### TASK INSTRUCTIONS
Going through the material below, please gather all lines with the word "Schweiz" in them.

Collected data entries:
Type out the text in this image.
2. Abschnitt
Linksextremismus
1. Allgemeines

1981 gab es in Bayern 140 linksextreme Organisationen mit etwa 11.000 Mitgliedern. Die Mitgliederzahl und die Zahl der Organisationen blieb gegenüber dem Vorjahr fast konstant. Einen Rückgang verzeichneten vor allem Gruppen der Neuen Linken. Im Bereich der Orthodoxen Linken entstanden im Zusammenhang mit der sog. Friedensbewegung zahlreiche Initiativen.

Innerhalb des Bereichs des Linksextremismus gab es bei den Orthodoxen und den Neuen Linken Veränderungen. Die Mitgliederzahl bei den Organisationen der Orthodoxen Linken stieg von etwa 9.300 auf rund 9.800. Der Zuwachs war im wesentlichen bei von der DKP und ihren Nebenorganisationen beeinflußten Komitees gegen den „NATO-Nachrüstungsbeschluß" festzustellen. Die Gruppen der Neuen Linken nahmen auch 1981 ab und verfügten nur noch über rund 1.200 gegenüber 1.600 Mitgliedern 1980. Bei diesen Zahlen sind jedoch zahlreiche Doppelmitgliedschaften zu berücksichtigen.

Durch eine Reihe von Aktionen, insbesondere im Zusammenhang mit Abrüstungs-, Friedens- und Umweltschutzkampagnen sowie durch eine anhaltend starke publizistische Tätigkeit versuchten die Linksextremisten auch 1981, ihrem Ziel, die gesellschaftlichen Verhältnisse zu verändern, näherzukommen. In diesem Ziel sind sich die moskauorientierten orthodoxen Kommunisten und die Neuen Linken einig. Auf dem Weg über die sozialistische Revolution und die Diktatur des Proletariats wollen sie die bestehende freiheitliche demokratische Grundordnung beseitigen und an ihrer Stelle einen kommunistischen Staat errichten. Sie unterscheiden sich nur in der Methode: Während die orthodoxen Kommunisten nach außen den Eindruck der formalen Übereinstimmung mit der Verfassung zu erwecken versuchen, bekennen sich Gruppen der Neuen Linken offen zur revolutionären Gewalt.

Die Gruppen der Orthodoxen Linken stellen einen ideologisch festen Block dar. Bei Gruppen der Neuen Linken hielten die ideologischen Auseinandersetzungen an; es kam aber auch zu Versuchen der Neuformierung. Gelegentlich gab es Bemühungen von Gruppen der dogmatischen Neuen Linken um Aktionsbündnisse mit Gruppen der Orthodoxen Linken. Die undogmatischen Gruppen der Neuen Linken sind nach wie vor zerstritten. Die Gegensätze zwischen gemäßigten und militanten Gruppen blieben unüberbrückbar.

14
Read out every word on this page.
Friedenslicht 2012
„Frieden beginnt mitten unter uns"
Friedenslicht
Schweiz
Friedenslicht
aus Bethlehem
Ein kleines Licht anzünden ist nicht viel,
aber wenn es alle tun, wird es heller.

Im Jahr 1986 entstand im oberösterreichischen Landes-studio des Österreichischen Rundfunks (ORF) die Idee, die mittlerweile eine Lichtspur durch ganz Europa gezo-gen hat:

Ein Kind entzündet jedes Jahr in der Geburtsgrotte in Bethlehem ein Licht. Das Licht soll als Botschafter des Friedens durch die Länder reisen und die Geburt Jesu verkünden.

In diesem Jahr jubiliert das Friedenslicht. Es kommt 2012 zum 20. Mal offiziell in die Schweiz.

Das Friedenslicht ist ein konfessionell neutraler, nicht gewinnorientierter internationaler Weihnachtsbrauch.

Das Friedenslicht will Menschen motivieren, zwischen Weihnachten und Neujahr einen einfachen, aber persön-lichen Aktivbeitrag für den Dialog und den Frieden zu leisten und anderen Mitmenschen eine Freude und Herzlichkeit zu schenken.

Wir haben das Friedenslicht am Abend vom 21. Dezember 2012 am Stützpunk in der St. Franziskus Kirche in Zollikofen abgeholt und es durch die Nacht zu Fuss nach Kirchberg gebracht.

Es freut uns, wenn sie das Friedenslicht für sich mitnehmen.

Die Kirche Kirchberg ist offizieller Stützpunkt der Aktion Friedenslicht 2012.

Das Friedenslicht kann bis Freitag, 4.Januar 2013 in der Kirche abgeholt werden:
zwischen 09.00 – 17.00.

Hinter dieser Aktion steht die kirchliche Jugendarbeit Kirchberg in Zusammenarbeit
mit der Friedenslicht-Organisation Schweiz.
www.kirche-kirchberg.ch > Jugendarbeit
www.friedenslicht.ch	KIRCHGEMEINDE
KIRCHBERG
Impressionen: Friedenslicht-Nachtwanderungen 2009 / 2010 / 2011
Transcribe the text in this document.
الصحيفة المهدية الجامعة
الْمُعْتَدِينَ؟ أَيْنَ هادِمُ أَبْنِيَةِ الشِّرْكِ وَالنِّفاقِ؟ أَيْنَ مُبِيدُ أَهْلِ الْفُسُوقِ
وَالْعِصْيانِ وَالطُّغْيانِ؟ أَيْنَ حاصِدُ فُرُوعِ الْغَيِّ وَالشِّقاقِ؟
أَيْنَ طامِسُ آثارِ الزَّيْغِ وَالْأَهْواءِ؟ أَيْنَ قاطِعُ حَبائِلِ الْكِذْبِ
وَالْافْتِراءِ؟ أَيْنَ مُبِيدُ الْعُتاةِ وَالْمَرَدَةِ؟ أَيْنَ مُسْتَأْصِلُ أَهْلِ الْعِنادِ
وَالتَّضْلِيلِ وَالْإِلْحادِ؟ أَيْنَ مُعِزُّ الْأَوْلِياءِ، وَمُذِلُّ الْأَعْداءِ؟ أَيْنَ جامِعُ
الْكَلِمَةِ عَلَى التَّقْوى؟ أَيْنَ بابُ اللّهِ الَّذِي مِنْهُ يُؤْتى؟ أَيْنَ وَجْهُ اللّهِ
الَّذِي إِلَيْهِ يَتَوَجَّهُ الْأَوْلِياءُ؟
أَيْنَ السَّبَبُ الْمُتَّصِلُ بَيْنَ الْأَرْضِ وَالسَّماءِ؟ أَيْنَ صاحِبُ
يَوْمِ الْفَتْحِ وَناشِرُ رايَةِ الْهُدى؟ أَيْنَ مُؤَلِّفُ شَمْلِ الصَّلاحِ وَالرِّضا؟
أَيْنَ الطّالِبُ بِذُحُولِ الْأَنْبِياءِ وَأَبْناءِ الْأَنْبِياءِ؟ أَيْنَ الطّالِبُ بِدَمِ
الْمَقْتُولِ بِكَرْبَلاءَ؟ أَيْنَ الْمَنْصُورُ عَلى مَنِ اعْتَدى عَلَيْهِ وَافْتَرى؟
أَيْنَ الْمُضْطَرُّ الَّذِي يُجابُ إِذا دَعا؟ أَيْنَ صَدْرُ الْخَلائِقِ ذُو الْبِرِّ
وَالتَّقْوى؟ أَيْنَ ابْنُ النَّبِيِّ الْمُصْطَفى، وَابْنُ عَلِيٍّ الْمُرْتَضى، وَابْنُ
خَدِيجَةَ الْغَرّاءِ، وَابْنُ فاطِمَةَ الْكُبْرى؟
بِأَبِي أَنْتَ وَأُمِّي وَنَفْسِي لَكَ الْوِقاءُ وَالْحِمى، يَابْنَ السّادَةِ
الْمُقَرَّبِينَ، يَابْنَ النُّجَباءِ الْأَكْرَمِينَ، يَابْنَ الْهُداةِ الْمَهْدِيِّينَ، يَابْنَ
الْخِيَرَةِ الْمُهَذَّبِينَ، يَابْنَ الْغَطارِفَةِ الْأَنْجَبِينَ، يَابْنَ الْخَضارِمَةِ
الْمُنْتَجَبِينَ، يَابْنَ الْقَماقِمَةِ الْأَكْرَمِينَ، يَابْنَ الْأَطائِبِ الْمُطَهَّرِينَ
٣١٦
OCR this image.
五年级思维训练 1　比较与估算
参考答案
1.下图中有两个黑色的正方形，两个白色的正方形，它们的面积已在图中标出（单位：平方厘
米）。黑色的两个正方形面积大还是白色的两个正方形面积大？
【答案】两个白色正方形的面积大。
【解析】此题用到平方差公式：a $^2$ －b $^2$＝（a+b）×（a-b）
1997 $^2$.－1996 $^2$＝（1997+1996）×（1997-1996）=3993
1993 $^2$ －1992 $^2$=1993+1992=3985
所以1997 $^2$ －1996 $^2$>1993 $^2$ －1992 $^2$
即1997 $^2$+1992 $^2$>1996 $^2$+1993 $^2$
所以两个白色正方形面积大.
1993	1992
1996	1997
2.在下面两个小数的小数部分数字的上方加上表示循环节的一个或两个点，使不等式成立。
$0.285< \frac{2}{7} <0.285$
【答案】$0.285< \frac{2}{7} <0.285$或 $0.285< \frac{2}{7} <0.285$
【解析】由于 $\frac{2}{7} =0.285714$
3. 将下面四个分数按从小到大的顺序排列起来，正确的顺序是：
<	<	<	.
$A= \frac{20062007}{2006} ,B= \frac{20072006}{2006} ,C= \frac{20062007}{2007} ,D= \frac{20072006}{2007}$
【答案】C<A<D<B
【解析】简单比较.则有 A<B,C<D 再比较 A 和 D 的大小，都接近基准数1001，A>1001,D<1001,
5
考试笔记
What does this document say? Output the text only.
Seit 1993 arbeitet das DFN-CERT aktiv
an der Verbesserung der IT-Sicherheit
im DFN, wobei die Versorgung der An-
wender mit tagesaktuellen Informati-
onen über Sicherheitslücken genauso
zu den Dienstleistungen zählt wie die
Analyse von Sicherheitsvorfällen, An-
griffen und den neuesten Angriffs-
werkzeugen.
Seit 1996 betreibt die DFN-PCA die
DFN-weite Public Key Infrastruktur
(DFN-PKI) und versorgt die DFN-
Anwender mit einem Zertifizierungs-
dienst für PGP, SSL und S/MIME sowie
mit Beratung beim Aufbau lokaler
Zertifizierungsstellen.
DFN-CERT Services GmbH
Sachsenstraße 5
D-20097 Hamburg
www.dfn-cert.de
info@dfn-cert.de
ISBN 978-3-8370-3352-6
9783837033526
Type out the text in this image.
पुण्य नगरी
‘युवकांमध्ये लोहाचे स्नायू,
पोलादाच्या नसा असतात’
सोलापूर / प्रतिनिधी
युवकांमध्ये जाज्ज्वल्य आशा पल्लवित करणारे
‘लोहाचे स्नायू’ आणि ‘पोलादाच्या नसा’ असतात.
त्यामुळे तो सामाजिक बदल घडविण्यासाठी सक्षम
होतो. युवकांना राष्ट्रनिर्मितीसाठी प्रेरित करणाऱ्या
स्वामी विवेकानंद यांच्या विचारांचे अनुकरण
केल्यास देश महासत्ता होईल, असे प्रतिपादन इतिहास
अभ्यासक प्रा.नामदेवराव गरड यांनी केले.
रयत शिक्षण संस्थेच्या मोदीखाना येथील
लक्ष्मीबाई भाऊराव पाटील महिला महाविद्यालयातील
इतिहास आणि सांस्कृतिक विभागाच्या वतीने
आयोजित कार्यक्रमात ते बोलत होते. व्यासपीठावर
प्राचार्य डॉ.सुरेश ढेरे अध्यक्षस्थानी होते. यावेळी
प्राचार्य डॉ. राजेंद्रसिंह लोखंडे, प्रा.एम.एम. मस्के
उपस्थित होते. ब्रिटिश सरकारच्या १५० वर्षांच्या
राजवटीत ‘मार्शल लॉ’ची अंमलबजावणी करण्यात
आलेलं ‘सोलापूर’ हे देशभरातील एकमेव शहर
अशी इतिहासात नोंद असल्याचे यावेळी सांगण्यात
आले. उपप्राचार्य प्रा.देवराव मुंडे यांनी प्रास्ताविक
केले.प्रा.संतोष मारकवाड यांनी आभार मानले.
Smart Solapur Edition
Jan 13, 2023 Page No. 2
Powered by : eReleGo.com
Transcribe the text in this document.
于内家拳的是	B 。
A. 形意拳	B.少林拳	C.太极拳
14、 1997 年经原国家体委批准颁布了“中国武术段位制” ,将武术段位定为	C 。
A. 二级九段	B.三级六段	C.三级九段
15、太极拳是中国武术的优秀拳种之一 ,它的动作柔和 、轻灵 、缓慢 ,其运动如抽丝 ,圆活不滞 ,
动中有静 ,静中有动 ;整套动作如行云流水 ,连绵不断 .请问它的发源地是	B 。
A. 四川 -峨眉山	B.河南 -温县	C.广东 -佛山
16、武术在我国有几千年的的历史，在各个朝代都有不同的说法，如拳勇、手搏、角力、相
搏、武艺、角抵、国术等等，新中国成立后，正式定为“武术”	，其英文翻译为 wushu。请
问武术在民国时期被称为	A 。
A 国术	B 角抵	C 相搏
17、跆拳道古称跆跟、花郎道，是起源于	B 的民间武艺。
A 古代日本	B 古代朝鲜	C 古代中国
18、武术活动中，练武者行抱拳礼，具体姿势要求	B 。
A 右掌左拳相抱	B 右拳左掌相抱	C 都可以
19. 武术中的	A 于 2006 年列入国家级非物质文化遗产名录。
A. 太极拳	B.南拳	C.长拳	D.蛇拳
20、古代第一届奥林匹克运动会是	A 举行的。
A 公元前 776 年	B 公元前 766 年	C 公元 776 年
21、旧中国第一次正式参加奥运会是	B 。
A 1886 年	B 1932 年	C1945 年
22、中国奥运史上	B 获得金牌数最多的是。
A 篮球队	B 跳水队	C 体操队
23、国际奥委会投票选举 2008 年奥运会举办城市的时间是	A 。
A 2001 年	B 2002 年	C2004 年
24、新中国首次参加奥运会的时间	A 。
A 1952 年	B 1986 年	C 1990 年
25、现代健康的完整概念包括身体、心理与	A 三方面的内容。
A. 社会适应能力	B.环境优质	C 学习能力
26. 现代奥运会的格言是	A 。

### OUTPUT OF THE TASK
Schweiz
In diesem Jahr jubiliert das Friedenslicht. Es kommt 2012 zum 20. Mal offiziell in die Schweiz.
mit der Friedenslicht-Organisation Schweiz.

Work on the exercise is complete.